Task 1 →
Return the part of the tomato donation text starting at "Over half of" and ending at "with that pledge.", copied word for word.
Task 2 →
Retype the listing word for word, starting at its first line and ending at the line that contains "47, 32, 58]".

Supplied text →

Over half of the produce grown in the United States goes to waste, according to the Journal of Consumer Affairs of the National Resource Defense Council. Part of the waste comes down to aesthetics: we just won’t buy it if it’s not sleek and pretty.

But anyone who gardens knows that wonky fruits and vegetables taste just as good as their more elegant counterparts.  And anyone who’s been to Mary’s Table knows that we are always on the look-out for fresh produce. We serve over 7000 meals a month, and we’ve pledged to fill each one of them with fresh fruits and vegetables.

Preserve Sonoma Farm Kitchens,  The Center for Spiritual Living and Jacobs Farm Del Cabo  just helped us with that pledge.

Merrilee Olson owns and operates Petaluma’s Preserve Sonoma Farm Kitchens and she’s dedicated her life to using the whole harvest. Merrilee secured a donation of 780 pounds of organic tomatoes from Jacob’s Farm Del Cabo in the Santa Cruz area. Then she enlisted the help of her fellow congregants at the Center for Spiritual Living in Santa Rosa to turn those tomatoes into 600 jars of marinara sauce for Mary’s Table.

Last Saturday, the volunteers donned hair nets and close-toed shoes and persevered through heat, noise and technical difficulties to create beautiful jars of sauce that we’ll serve at Mary’s Table and give away to residents in our housing programs.

The Center for Spiritual Living chose COTS as a beneficiary of its 2019 charitable giving. Congregants were eager to do even more, Merrilee says. “I put out the word that I needed volunteers and people came.” Merrilee had eight volunteers from the Center helping her and one paid staff member.

Jacobs Farm del Cabo was one of California’s first certified-organic farms. “At Jacobs Farm del Cabo we recognize the unsustainability of food waste and are proud to donate fresh organic produce to community organizations like Mary’s Table,” says Marketing Coordinator Wylie Bird.

[Items taken from a data source]
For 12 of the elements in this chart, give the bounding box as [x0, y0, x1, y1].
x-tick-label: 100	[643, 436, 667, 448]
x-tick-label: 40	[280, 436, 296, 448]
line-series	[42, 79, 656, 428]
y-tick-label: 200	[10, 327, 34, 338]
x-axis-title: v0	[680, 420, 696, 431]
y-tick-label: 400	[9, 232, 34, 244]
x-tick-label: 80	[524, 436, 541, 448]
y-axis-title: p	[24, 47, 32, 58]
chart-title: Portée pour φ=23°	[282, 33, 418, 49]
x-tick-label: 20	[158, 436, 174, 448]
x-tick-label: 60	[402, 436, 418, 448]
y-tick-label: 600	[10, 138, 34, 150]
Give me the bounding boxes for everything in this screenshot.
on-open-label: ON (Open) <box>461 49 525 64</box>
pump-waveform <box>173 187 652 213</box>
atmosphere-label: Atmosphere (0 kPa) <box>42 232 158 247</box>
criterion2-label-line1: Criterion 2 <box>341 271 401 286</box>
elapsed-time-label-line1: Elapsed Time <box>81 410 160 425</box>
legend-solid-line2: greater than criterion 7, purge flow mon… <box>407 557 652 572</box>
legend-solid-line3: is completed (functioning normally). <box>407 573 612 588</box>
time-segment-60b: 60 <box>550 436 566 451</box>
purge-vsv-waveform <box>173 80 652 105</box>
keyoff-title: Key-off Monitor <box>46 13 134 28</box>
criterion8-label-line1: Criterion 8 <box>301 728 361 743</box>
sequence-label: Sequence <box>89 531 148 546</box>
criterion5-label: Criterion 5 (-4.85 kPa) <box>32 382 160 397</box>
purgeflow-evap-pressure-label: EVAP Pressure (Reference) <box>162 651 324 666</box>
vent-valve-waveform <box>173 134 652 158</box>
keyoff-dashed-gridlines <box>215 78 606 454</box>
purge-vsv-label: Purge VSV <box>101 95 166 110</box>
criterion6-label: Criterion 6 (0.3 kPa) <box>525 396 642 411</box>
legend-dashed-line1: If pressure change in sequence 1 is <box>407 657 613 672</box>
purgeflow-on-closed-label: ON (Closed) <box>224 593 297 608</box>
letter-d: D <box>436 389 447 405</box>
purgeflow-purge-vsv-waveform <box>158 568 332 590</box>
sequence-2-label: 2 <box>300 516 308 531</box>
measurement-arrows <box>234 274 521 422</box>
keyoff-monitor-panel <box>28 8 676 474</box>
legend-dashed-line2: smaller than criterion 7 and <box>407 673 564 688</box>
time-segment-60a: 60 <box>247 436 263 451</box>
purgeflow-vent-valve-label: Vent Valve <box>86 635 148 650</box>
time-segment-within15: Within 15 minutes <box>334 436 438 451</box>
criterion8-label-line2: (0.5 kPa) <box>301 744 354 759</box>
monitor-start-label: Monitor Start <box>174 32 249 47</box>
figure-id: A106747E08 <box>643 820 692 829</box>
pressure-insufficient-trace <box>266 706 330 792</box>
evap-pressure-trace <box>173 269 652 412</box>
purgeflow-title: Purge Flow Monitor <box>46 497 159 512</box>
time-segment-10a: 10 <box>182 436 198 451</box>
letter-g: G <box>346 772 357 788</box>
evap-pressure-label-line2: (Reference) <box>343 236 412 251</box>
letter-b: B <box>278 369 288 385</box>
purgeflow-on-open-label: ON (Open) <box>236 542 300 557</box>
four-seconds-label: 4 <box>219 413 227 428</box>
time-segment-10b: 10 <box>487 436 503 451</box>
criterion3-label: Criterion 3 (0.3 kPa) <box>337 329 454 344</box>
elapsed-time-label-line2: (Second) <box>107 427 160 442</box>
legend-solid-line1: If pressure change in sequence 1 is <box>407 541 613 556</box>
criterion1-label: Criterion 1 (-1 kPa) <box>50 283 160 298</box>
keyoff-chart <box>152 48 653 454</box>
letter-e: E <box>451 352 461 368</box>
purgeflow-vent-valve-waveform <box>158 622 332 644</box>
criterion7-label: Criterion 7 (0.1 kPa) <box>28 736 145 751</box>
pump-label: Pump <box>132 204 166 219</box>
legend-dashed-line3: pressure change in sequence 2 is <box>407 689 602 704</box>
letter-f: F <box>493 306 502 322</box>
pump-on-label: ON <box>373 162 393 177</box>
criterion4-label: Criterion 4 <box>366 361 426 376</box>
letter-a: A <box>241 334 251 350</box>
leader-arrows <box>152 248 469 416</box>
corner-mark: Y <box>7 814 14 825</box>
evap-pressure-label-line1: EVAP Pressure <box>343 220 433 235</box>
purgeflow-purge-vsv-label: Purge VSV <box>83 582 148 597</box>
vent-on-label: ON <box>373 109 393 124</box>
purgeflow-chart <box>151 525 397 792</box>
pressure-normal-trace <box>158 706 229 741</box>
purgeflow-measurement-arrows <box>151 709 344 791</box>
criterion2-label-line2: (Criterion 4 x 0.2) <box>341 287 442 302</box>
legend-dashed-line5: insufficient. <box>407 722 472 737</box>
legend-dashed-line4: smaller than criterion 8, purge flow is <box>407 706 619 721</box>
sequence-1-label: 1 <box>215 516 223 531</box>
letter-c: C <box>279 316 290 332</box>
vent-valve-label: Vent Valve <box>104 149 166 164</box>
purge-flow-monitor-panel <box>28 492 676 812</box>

Expected answer 1 →
Over half of the produce grown in the United States goes to waste, according to the Journal of Consumer Affairs of the National Resource Defense Council. Part of the waste comes down to aesthetics: we just won’t buy it if it’s not sleek and pretty.

But anyone who gardens knows that wonky fruits and vegetables taste just as good as their more elegant counterparts.  And anyone who’s been to Mary’s Table knows that we are always on the look-out for fresh produce. We serve over 7000 meals a month, and we’ve pledged to fill each one of them with fresh fruits and vegetables.

Preserve Sonoma Farm Kitchens,  The Center for Spiritual Living and Jacobs Farm Del Cabo  just helped us with that pledge.

Expected answer 2 →
For 12 of the elements in this chart, give the bounding box as [x0, y0, x1, y1].
x-tick-label: 100	[643, 436, 667, 448]
x-tick-label: 40	[280, 436, 296, 448]
line-series	[42, 79, 656, 428]
y-tick-label: 200	[10, 327, 34, 338]
x-axis-title: v0	[680, 420, 696, 431]
y-tick-label: 400	[9, 232, 34, 244]
x-tick-label: 80	[524, 436, 541, 448]
y-axis-title: p	[24, 47, 32, 58]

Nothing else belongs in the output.